[Figure contents as structured data]
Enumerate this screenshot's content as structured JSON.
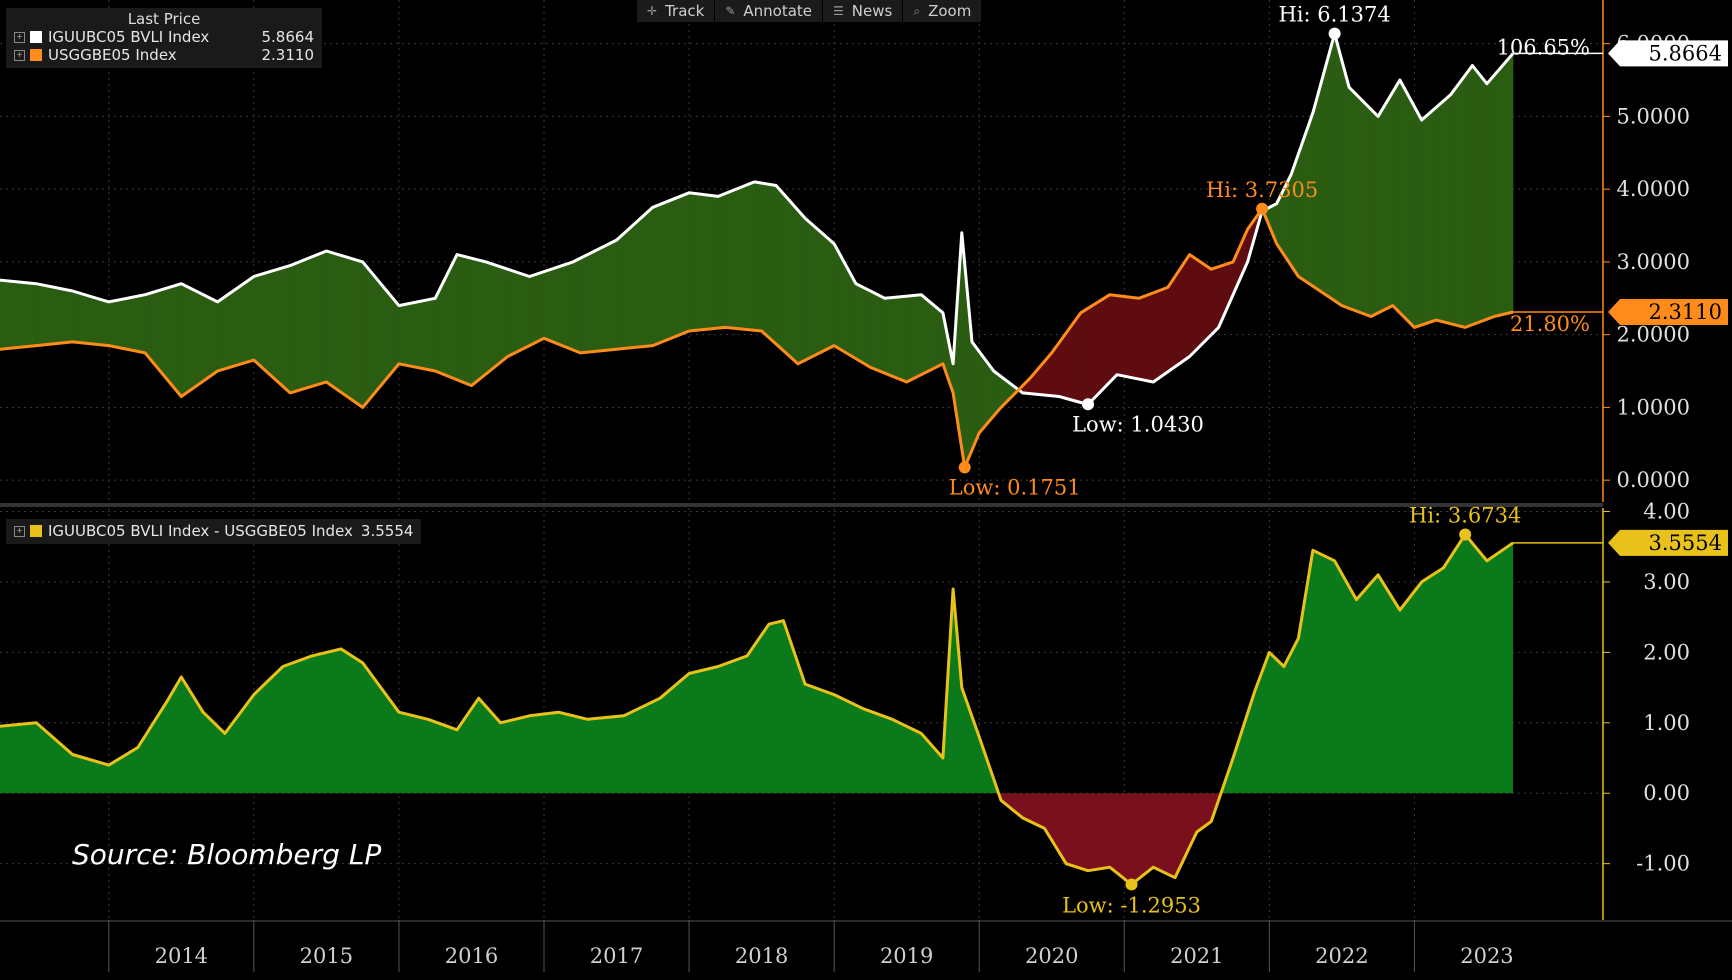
{
  "toolbar": {
    "items": [
      {
        "label": "Track",
        "icon": "crosshair-icon"
      },
      {
        "label": "Annotate",
        "icon": "pencil-icon"
      },
      {
        "label": "News",
        "icon": "news-icon"
      },
      {
        "label": "Zoom",
        "icon": "magnifier-icon"
      }
    ]
  },
  "legend_top": {
    "header": "Last Price",
    "rows": [
      {
        "name": "IGUUBC05 BVLI Index",
        "value": "5.8664",
        "color": "#ffffff"
      },
      {
        "name": "USGGBE05 Index",
        "value": "2.3110",
        "color": "#ff8c1a"
      }
    ]
  },
  "legend_bottom": {
    "rows": [
      {
        "name": "IGUUBC05 BVLI Index - USGGBE05 Index",
        "value": "3.5554",
        "color": "#e8c21a"
      }
    ]
  },
  "source": "Source: Bloomberg LP",
  "chart_data": [
    {
      "type": "line",
      "panel": "top",
      "x_ticks": [
        "2014",
        "2015",
        "2016",
        "2017",
        "2018",
        "2019",
        "2020",
        "2021",
        "2022",
        "2023"
      ],
      "y_ticks": [
        "0.0000",
        "1.0000",
        "2.0000",
        "3.0000",
        "4.0000",
        "5.0000",
        "6.0000"
      ],
      "ylim": [
        -0.3,
        6.6
      ],
      "xlim": [
        2013.25,
        2024.3
      ],
      "grid": true,
      "legend_position": "top-left",
      "series": [
        {
          "name": "IGUUBC05 BVLI Index",
          "color": "#ffffff",
          "last": "5.8664",
          "points": [
            [
              2013.25,
              2.75
            ],
            [
              2013.5,
              2.7
            ],
            [
              2013.75,
              2.6
            ],
            [
              2014.0,
              2.45
            ],
            [
              2014.25,
              2.55
            ],
            [
              2014.5,
              2.7
            ],
            [
              2014.75,
              2.45
            ],
            [
              2015.0,
              2.8
            ],
            [
              2015.25,
              2.95
            ],
            [
              2015.5,
              3.15
            ],
            [
              2015.75,
              3.0
            ],
            [
              2016.0,
              2.4
            ],
            [
              2016.25,
              2.5
            ],
            [
              2016.4,
              3.1
            ],
            [
              2016.6,
              3.0
            ],
            [
              2016.9,
              2.8
            ],
            [
              2017.2,
              3.0
            ],
            [
              2017.5,
              3.3
            ],
            [
              2017.75,
              3.75
            ],
            [
              2018.0,
              3.95
            ],
            [
              2018.2,
              3.9
            ],
            [
              2018.45,
              4.1
            ],
            [
              2018.6,
              4.05
            ],
            [
              2018.8,
              3.6
            ],
            [
              2019.0,
              3.25
            ],
            [
              2019.15,
              2.7
            ],
            [
              2019.35,
              2.5
            ],
            [
              2019.6,
              2.55
            ],
            [
              2019.75,
              2.3
            ],
            [
              2019.82,
              1.6
            ],
            [
              2019.88,
              3.4
            ],
            [
              2019.95,
              1.9
            ],
            [
              2020.1,
              1.5
            ],
            [
              2020.3,
              1.2
            ],
            [
              2020.55,
              1.15
            ],
            [
              2020.75,
              1.04
            ],
            [
              2020.95,
              1.45
            ],
            [
              2021.2,
              1.35
            ],
            [
              2021.45,
              1.7
            ],
            [
              2021.65,
              2.1
            ],
            [
              2021.85,
              3.0
            ],
            [
              2021.95,
              3.7
            ],
            [
              2022.05,
              3.8
            ],
            [
              2022.15,
              4.2
            ],
            [
              2022.3,
              5.05
            ],
            [
              2022.45,
              6.1374
            ],
            [
              2022.55,
              5.4
            ],
            [
              2022.75,
              5.0
            ],
            [
              2022.9,
              5.5
            ],
            [
              2023.05,
              4.95
            ],
            [
              2023.25,
              5.3
            ],
            [
              2023.4,
              5.7
            ],
            [
              2023.5,
              5.45
            ],
            [
              2023.68,
              5.8664
            ]
          ]
        },
        {
          "name": "USGGBE05 Index",
          "color": "#ff8c1a",
          "last": "2.3110",
          "points": [
            [
              2013.25,
              1.8
            ],
            [
              2013.5,
              1.85
            ],
            [
              2013.75,
              1.9
            ],
            [
              2014.0,
              1.85
            ],
            [
              2014.25,
              1.75
            ],
            [
              2014.5,
              1.15
            ],
            [
              2014.75,
              1.5
            ],
            [
              2015.0,
              1.65
            ],
            [
              2015.25,
              1.2
            ],
            [
              2015.5,
              1.35
            ],
            [
              2015.75,
              1.0
            ],
            [
              2016.0,
              1.6
            ],
            [
              2016.25,
              1.5
            ],
            [
              2016.5,
              1.3
            ],
            [
              2016.75,
              1.7
            ],
            [
              2017.0,
              1.95
            ],
            [
              2017.25,
              1.75
            ],
            [
              2017.5,
              1.8
            ],
            [
              2017.75,
              1.85
            ],
            [
              2018.0,
              2.05
            ],
            [
              2018.25,
              2.1
            ],
            [
              2018.5,
              2.05
            ],
            [
              2018.75,
              1.6
            ],
            [
              2019.0,
              1.85
            ],
            [
              2019.25,
              1.55
            ],
            [
              2019.5,
              1.35
            ],
            [
              2019.75,
              1.6
            ],
            [
              2019.82,
              1.2
            ],
            [
              2019.9,
              0.1751
            ],
            [
              2020.0,
              0.65
            ],
            [
              2020.15,
              1.0
            ],
            [
              2020.35,
              1.4
            ],
            [
              2020.5,
              1.75
            ],
            [
              2020.7,
              2.3
            ],
            [
              2020.9,
              2.55
            ],
            [
              2021.1,
              2.5
            ],
            [
              2021.3,
              2.65
            ],
            [
              2021.45,
              3.1
            ],
            [
              2021.6,
              2.9
            ],
            [
              2021.75,
              3.0
            ],
            [
              2021.85,
              3.45
            ],
            [
              2021.95,
              3.7305
            ],
            [
              2022.05,
              3.25
            ],
            [
              2022.2,
              2.8
            ],
            [
              2022.35,
              2.6
            ],
            [
              2022.5,
              2.4
            ],
            [
              2022.7,
              2.25
            ],
            [
              2022.85,
              2.4
            ],
            [
              2023.0,
              2.1
            ],
            [
              2023.15,
              2.2
            ],
            [
              2023.35,
              2.1
            ],
            [
              2023.55,
              2.25
            ],
            [
              2023.68,
              2.311
            ]
          ]
        }
      ],
      "annotations": [
        {
          "text": "Hi: 6.1374",
          "series": 0,
          "x": 2022.45,
          "y": 6.1374,
          "color": "#ffffff"
        },
        {
          "text": "Hi: 3.7305",
          "series": 1,
          "x": 2021.95,
          "y": 3.7305,
          "color": "#ff8c1a"
        },
        {
          "text": "Low: 1.0430",
          "series": 0,
          "x": 2020.75,
          "y": 1.043,
          "color": "#ffffff"
        },
        {
          "text": "Low: 0.1751",
          "series": 1,
          "x": 2019.9,
          "y": 0.1751,
          "color": "#ff8c1a"
        },
        {
          "text": "106.65%",
          "y": 5.95,
          "color": "#ffffff"
        },
        {
          "text": "21.80%",
          "y": 2.15,
          "color": "#ff8c1a"
        }
      ],
      "last_value_tags": [
        {
          "text": "5.8664",
          "y": 5.8664,
          "bg": "#ffffff",
          "fg": "#000000"
        },
        {
          "text": "2.3110",
          "y": 2.311,
          "bg": "#ff8c1a",
          "fg": "#000000"
        }
      ]
    },
    {
      "type": "area",
      "panel": "bottom",
      "y_ticks": [
        "-1.00",
        "0.00",
        "1.00",
        "2.00",
        "3.00",
        "4.00"
      ],
      "ylim": [
        -1.8,
        4.05
      ],
      "xlim": [
        2013.25,
        2024.3
      ],
      "grid": true,
      "legend_position": "top-left",
      "series": [
        {
          "name": "IGUUBC05 BVLI Index - USGGBE05 Index",
          "color": "#e8c21a",
          "positive_fill": "#0b7a1a",
          "negative_fill": "#7a0f1e",
          "last": "3.5554",
          "points": [
            [
              2013.25,
              0.95
            ],
            [
              2013.5,
              1.0
            ],
            [
              2013.75,
              0.55
            ],
            [
              2014.0,
              0.4
            ],
            [
              2014.2,
              0.65
            ],
            [
              2014.4,
              1.3
            ],
            [
              2014.5,
              1.65
            ],
            [
              2014.65,
              1.15
            ],
            [
              2014.8,
              0.85
            ],
            [
              2015.0,
              1.4
            ],
            [
              2015.2,
              1.8
            ],
            [
              2015.4,
              1.95
            ],
            [
              2015.6,
              2.05
            ],
            [
              2015.75,
              1.85
            ],
            [
              2016.0,
              1.15
            ],
            [
              2016.2,
              1.05
            ],
            [
              2016.4,
              0.9
            ],
            [
              2016.55,
              1.35
            ],
            [
              2016.7,
              1.0
            ],
            [
              2016.9,
              1.1
            ],
            [
              2017.1,
              1.15
            ],
            [
              2017.3,
              1.05
            ],
            [
              2017.55,
              1.1
            ],
            [
              2017.8,
              1.35
            ],
            [
              2018.0,
              1.7
            ],
            [
              2018.2,
              1.8
            ],
            [
              2018.4,
              1.95
            ],
            [
              2018.55,
              2.4
            ],
            [
              2018.65,
              2.45
            ],
            [
              2018.8,
              1.55
            ],
            [
              2019.0,
              1.4
            ],
            [
              2019.2,
              1.2
            ],
            [
              2019.4,
              1.05
            ],
            [
              2019.6,
              0.85
            ],
            [
              2019.75,
              0.5
            ],
            [
              2019.82,
              2.9
            ],
            [
              2019.88,
              1.5
            ],
            [
              2020.0,
              0.8
            ],
            [
              2020.15,
              -0.1
            ],
            [
              2020.3,
              -0.35
            ],
            [
              2020.45,
              -0.5
            ],
            [
              2020.6,
              -1.0
            ],
            [
              2020.75,
              -1.1
            ],
            [
              2020.9,
              -1.05
            ],
            [
              2021.05,
              -1.2953
            ],
            [
              2021.2,
              -1.05
            ],
            [
              2021.35,
              -1.2
            ],
            [
              2021.5,
              -0.55
            ],
            [
              2021.6,
              -0.4
            ],
            [
              2021.75,
              0.5
            ],
            [
              2021.9,
              1.45
            ],
            [
              2022.0,
              2.0
            ],
            [
              2022.1,
              1.8
            ],
            [
              2022.2,
              2.2
            ],
            [
              2022.3,
              3.45
            ],
            [
              2022.45,
              3.3
            ],
            [
              2022.6,
              2.75
            ],
            [
              2022.75,
              3.1
            ],
            [
              2022.9,
              2.6
            ],
            [
              2023.05,
              3.0
            ],
            [
              2023.2,
              3.2
            ],
            [
              2023.35,
              3.6734
            ],
            [
              2023.5,
              3.3
            ],
            [
              2023.68,
              3.5554
            ]
          ]
        }
      ],
      "annotations": [
        {
          "text": "Hi: 3.6734",
          "x": 2023.35,
          "y": 3.6734,
          "color": "#e8c21a"
        },
        {
          "text": "Low: -1.2953",
          "x": 2021.05,
          "y": -1.2953,
          "color": "#e8c21a"
        }
      ],
      "last_value_tags": [
        {
          "text": "3.5554",
          "y": 3.5554,
          "bg": "#e8c21a",
          "fg": "#000000"
        }
      ]
    }
  ]
}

# Your objective:
Scan the material above. Copy each line where "text" occurs.

# Expected answer:
          "text": "Hi: 6.1374",
          "text": "Hi: 3.7305",
          "text": "Low: 1.0430",
          "text": "Low: 0.1751",
          "text": "106.65%",
          "text": "21.80%",
          "text": "5.8664",
          "text": "2.3110",
          "text": "Hi: 3.6734",
          "text": "Low: -1.2953",
          "text": "3.5554",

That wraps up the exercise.